▶ [Dataset records]
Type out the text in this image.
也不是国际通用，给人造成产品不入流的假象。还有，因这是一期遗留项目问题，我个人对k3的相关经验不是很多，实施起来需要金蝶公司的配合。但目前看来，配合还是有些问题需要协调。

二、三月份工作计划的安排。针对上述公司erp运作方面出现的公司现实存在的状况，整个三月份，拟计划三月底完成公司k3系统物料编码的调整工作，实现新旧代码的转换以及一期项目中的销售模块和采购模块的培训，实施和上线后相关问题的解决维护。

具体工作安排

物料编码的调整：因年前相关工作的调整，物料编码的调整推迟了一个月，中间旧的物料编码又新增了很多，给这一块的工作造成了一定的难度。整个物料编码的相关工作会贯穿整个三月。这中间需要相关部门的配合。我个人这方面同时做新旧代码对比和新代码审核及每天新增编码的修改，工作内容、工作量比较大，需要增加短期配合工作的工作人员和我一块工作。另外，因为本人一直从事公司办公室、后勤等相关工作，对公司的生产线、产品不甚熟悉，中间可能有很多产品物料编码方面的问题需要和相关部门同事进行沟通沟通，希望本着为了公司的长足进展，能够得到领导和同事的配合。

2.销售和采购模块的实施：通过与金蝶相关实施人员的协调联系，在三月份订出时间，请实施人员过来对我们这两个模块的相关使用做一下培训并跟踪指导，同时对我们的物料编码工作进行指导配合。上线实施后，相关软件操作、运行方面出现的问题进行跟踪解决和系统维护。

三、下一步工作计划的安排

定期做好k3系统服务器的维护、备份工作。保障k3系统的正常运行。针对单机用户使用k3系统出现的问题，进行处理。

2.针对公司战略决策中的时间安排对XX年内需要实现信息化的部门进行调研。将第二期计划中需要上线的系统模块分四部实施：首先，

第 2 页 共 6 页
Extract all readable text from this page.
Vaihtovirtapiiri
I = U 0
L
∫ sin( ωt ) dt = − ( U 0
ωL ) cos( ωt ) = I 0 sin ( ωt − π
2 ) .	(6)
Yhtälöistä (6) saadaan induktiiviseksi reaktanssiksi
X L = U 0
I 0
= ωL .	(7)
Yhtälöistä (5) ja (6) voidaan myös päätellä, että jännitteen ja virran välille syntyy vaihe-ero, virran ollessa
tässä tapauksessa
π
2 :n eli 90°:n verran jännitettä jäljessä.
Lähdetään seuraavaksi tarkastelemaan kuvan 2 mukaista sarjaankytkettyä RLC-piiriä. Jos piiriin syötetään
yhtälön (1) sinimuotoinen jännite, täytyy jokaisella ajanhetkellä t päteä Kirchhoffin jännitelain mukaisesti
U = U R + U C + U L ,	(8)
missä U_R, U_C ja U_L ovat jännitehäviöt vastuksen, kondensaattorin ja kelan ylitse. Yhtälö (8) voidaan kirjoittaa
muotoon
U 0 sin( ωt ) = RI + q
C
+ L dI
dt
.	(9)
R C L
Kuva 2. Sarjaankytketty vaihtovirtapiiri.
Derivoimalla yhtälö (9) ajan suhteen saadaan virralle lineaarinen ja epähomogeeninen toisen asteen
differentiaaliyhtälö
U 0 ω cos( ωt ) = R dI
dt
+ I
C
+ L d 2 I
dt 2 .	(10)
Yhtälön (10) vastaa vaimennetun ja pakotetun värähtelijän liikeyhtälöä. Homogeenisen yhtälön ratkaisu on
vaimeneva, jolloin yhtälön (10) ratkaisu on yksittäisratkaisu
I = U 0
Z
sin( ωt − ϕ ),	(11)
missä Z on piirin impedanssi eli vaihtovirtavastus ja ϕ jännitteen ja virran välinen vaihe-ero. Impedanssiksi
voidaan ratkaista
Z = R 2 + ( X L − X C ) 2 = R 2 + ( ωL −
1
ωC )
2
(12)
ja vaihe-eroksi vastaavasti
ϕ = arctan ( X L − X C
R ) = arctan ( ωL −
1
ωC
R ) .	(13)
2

▶ [Directions for this task]
Identify the lines that contain the string "virran", and copy every one of them.

▶ [Completed exercise]
Yhtälöistä (5) ja (6) voidaan myös päätellä, että jännitteen ja virran välille syntyy vaihe-ero, virran ollessa
missä Z on piirin impedanssi eli vaihtovirtavastus ja ϕ jännitteen ja virran välinen vaihe-ero. Impedanssiksi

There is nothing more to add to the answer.